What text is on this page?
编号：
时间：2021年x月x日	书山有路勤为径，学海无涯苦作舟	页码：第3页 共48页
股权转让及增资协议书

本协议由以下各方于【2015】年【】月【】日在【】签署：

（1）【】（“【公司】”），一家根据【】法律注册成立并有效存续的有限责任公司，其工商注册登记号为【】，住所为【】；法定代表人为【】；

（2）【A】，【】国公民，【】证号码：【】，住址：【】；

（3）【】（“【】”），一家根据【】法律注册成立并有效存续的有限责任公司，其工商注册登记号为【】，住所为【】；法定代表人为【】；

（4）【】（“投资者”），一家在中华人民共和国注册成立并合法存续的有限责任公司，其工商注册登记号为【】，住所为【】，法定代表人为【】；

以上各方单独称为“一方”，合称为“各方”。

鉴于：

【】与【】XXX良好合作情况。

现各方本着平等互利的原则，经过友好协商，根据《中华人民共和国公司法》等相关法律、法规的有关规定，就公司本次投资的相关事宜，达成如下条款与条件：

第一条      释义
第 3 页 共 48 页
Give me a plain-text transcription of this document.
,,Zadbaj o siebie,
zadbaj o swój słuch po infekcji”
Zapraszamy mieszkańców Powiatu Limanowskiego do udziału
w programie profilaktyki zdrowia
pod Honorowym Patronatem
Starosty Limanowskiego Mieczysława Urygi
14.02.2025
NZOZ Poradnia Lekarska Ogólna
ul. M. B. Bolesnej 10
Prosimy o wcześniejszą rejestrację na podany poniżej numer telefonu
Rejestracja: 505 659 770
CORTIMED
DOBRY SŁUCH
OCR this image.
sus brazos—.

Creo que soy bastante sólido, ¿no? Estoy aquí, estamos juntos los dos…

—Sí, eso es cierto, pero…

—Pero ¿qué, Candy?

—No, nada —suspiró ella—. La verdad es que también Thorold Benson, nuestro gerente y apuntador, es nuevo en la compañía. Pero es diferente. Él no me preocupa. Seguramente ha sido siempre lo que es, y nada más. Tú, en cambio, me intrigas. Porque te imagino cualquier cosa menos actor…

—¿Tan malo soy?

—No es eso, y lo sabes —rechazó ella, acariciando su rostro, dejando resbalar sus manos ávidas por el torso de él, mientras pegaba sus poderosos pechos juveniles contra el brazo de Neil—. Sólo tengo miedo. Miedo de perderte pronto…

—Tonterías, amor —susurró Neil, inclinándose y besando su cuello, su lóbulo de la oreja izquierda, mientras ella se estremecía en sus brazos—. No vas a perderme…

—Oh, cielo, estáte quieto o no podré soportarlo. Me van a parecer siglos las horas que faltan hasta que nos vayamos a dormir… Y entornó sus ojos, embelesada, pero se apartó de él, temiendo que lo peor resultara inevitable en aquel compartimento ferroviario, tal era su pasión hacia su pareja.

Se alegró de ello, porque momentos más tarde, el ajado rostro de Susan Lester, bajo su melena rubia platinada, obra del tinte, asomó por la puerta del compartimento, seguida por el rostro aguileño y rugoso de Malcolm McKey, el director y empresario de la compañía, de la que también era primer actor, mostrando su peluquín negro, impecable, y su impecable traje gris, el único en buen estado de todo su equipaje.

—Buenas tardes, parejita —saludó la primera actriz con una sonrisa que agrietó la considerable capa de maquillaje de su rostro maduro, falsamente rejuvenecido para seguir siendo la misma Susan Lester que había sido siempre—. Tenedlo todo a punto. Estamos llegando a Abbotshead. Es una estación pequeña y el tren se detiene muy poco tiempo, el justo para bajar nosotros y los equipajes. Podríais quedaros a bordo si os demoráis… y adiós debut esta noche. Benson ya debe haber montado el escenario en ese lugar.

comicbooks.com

* Directive *
Locate the word "rostro" in the data above. Copy every line carrying it.

* Solution to this problem *
—No es eso, y lo sabes —rechazó ella, acariciando su rostro, dejando resbalar sus manos ávidas por el torso de él, mientras pegaba sus poderosos pechos juveniles contra el brazo de Neil—. Sólo tengo miedo. Miedo de perderte pronto…
Se alegró de ello, porque momentos más tarde, el ajado rostro de Susan Lester, bajo su melena rubia platinada, obra del tinte, asomó por la puerta del compartimento, seguida por el rostro aguileño y rugoso de Malcolm McKey, el director y empresario de la compañía, de la que también era primer actor, mostrando su peluquín negro, impecable, y su impecable traje gris, el único en buen estado de todo su equipaje.
—Buenas tardes, parejita —saludó la primera actriz con una sonrisa que agrietó la considerable capa de maquillaje de su rostro maduro, falsamente rejuvenecido para seguir siendo la misma Susan Lester que había sido siempre—. Tenedlo todo a punto. Estamos llegando a Abbotshead. Es una estación pequeña y el tren se detiene muy poco tiempo, el justo para bajar nosotros y los equipajes. Podríais quedaros a bordo si os demoráis… y adiós debut esta noche. Benson ya debe haber montado el escenario en ese lugar.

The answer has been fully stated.